[Data records]
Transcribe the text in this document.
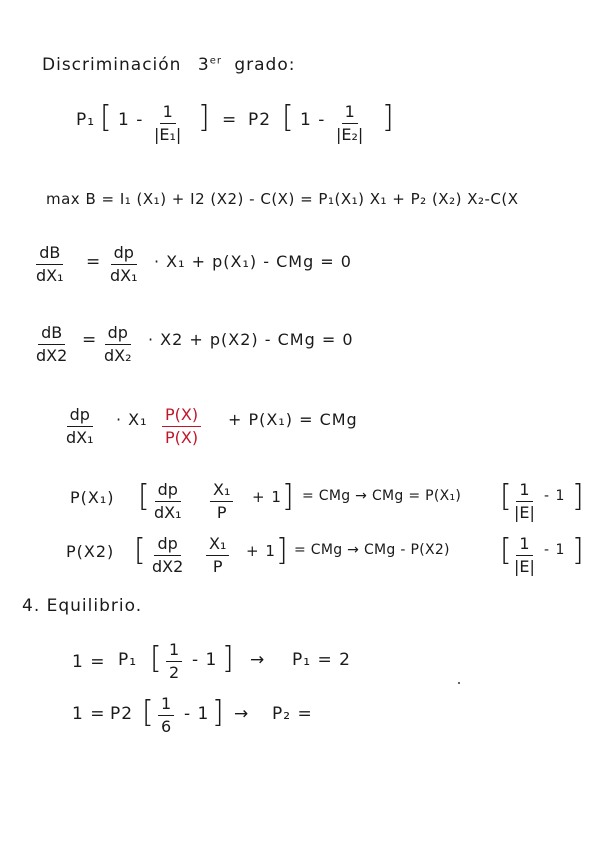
Discriminación 3er grado:
P₁ [ $1 - \frac{1}{\text{|E₁|}}$ ] = P2 [ $1 - \frac{1}{\text{|E₂|}}$ ]
max B = I₁ (X₁) + I2 (X2) - C(X) = P₁(X₁) X₁ + P₂ (X₂) X₂-C(X
$\frac{dB}{\text{dX₁}} = \frac{dp}{\text{dX₁}} \cdot X_1 + p(X_1)$ - CMg = 0
$\frac{dB}{dX2} = \frac{dp}{\text{dX₂}} \cdot X2 + p(X2)$ - CMg = 0
$\frac{dp}{\text{dX₁}} \cdot X_1 \frac{P(X)}{P(X)} + P(X_1)$ = CMg
P(X₁) [ $\frac{dp}{\text{dX₁}} \frac{\text{X₁}}{P} + 1$ ] = CMg → CMg = P(X₁) [ $\frac{1}{|E|} - 1$ ]
P(X2) [ $\frac{dp}{dX2} \frac{\text{X₁}}{P} + 1$ ] = CMg → CMg - P(X2) [ $\frac{1}{|E|} - 1$ ]
4. Equilibrio.
1 = P₁ [ $\frac{1}{2} - 1$ ] → P₁ = 2
1 = P2 [ $\frac{1}{6} - 1$ ] → P₂ =
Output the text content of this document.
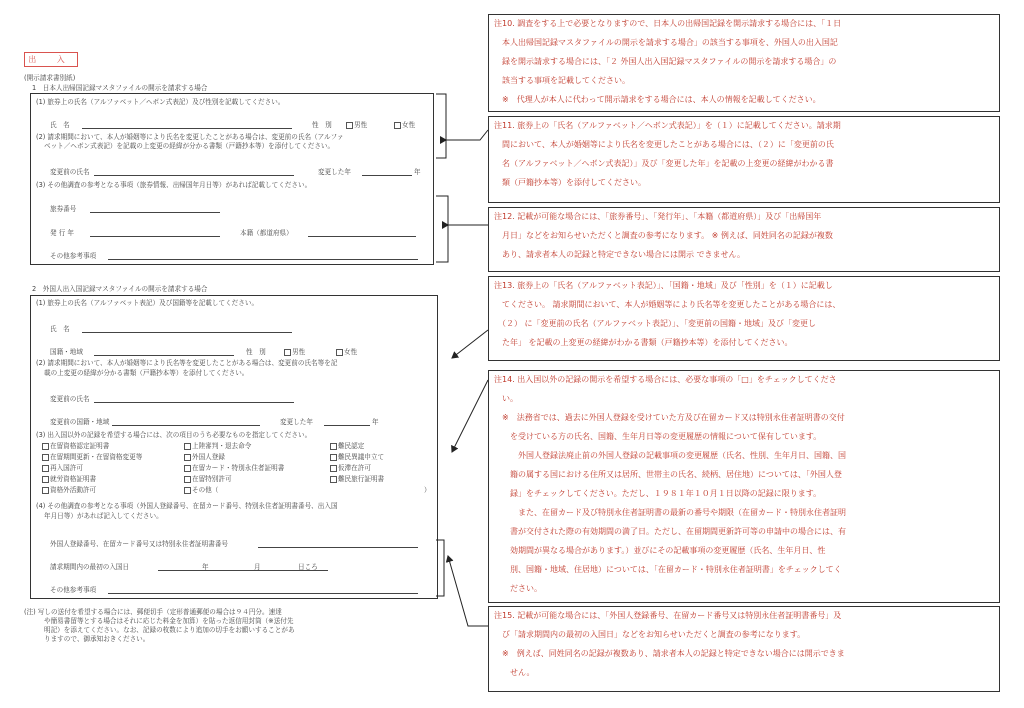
出 入
(開示請求書別紙)
1　日本人出帰国記録マスタファイルの開示を請求する場合
(1) 旅券上の氏名（アルファベット／ヘボン式表記）及び性別を記載してください。
氏　名	性　別	男性	女性
(2) 請求期間において、本人が婚姻等により氏名を変更したことがある場合は、変更前の氏名（アルファ
ベット／ヘボン式表記）を記載の上変更の経緯が分かる書類（戸籍抄本等）を添付してください。
変更前の氏名	変更した年	年
(3) その他調査の参考となる事項（旅券情報、出帰国年月日等）があれば記載してください。
旅券番号
発 行 年	本籍（都道府県）
その他参考事項
2　外国人出入国記録マスタファイルの開示を請求する場合
(1) 旅券上の氏名（アルファベット表記）及び国籍等を記載してください。
氏　名
国籍・地域	性　別	男性	女性
(2) 請求期間において、本人が婚姻等により氏名等を変更したことがある場合は、変更前の氏名等を記
載の上変更の経緯が分かる書類（戸籍抄本等）を添付してください。
変更前の氏名
変更前の国籍・地域	変更した年	年
(3) 出入国以外の記録を希望する場合には、次の項目のうち必要なものを指定してください。
在留資格認定証明書	上陸審判・退去命令	難民認定
在留期間更新・在留資格変更等	外国人登録	難民異議申立て
再入国許可	在留カード・特別永住者証明書	仮滞在許可
就労資格証明書	在留特別許可	難民旅行証明書
資格外活動許可	その他（	）
(4) その他調査の参考となる事項（外国人登録番号、在留カード番号、特別永住者証明書番号、出入国
年月日等）があれば記入してください。
外国人登録番号、在留カード番号又は特別永住者証明書番号
請求期間内の最初の入国日	年	月	日ころ
その他参考事項
(注) 写しの送付を希望する場合には、郵便切手（定形普通郵便の場合は９４円分。速達
や簡易書留等とする場合はそれに応じた料金を加算）を貼った返信用封筒（※送付先
明記）を添えてください。なお、記録の枚数により追加の切手をお願いすることがあ
りますので、御承知おきください。
注10. 調査をする上で必要となりますので、日本人の出帰国記録を開示請求する場合には、「１日
　本人出帰国記録マスタファイルの開示を請求する場合」の該当する事項を、外国人の出入国記
　録を開示請求する場合には、「２ 外国人出入国記録マスタファイルの開示を請求する場合」の
　該当する事項を記載してください。
　※　代理人が本人に代わって開示請求をする場合には、本人の情報を記載してください。
注11. 旅券上の「氏名（アルファベット／ヘボン式表記）」を（１）に記載してください。請求期
　間において、本人が婚姻等により氏名を変更したことがある場合には、（２）に「変更前の氏
　名（アルファベット／ヘボン式表記）」及び「変更した年」を記載の上変更の経緯がわかる書
　類（戸籍抄本等）を添付してください。
注12. 記載が可能な場合には、「旅券番号」、「発行年」、「本籍（都道府県）」及び「出帰国年
　月日」などをお知らせいただくと調査の参考になります。 ※ 例えば、同姓同名の記録が複数
　あり、請求者本人の記録と特定できない場合には開示 できません。
注13. 旅券上の「氏名（アルファベット表記）」、「国籍・地域」及び「性別」を（１）に記載し
　てください。 請求期間において、本人が婚姻等により氏名等を変更したことがある場合には、
　（２） に「変更前の氏名（アルファベット表記）」、「変更前の国籍・地域」及び「変更し
　た年」 を記載の上変更の経緯がわかる書類（戸籍抄本等）を添付してください。
注14. 出入国以外の記録の開示を希望する場合には、必要な事項の「□」をチェックしてくださ
　い。
　※　法務省では、過去に外国人登録を受けていた方及び在留カード又は特別永住者証明書の交付
　　を受けている方の氏名、国籍、生年月日等の変更履歴の情報について保有しています。
　　　外国人登録法廃止前の外国人登録の記載事項の変更履歴（氏名、性別、生年月日、国籍、国
　　籍の属する国における住所又は居所、世帯主の氏名、続柄、居住地）については、「外国人登
　　録」をチェックしてください。ただし、１９８１年１０月１日以降の記録に限ります。
　　　また、在留カード及び特別永住者証明書の最新の番号や期限（在留カード・特別永住者証明
　　書が交付された際の有効期間の満了日。ただし、在留期間更新許可等の申請中の場合には、有
　　効期間が異なる場合があります。）並びにその記載事項の変更履歴（氏名、生年月日、性
　　別、国籍・地域、住居地）については、「在留カード・特別永住者証明書」をチェックしてく
　　ださい。
注15. 記載が可能な場合には、「外国人登録番号、在留カード番号又は特別永住者証明書番号」及
　び「請求期間内の最初の入国日」などをお知らせいただくと調査の参考になります。
　※　例えば、同姓同名の記録が複数あり、請求者本人の記録と特定できない場合には開示できま
　　せん。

## WHAT IS REQUIRED
Which lines above contain the word "アルファベット表記"? Copy each of them.

## COMPLETED EXERCISE
(1) 旅券上の氏名（アルファベット表記）及び国籍等を記載してください。
注13. 旅券上の「氏名（アルファベット表記）」、「国籍・地域」及び「性別」を（１）に記載し
　（２） に「変更前の氏名（アルファベット表記）」、「変更前の国籍・地域」及び「変更し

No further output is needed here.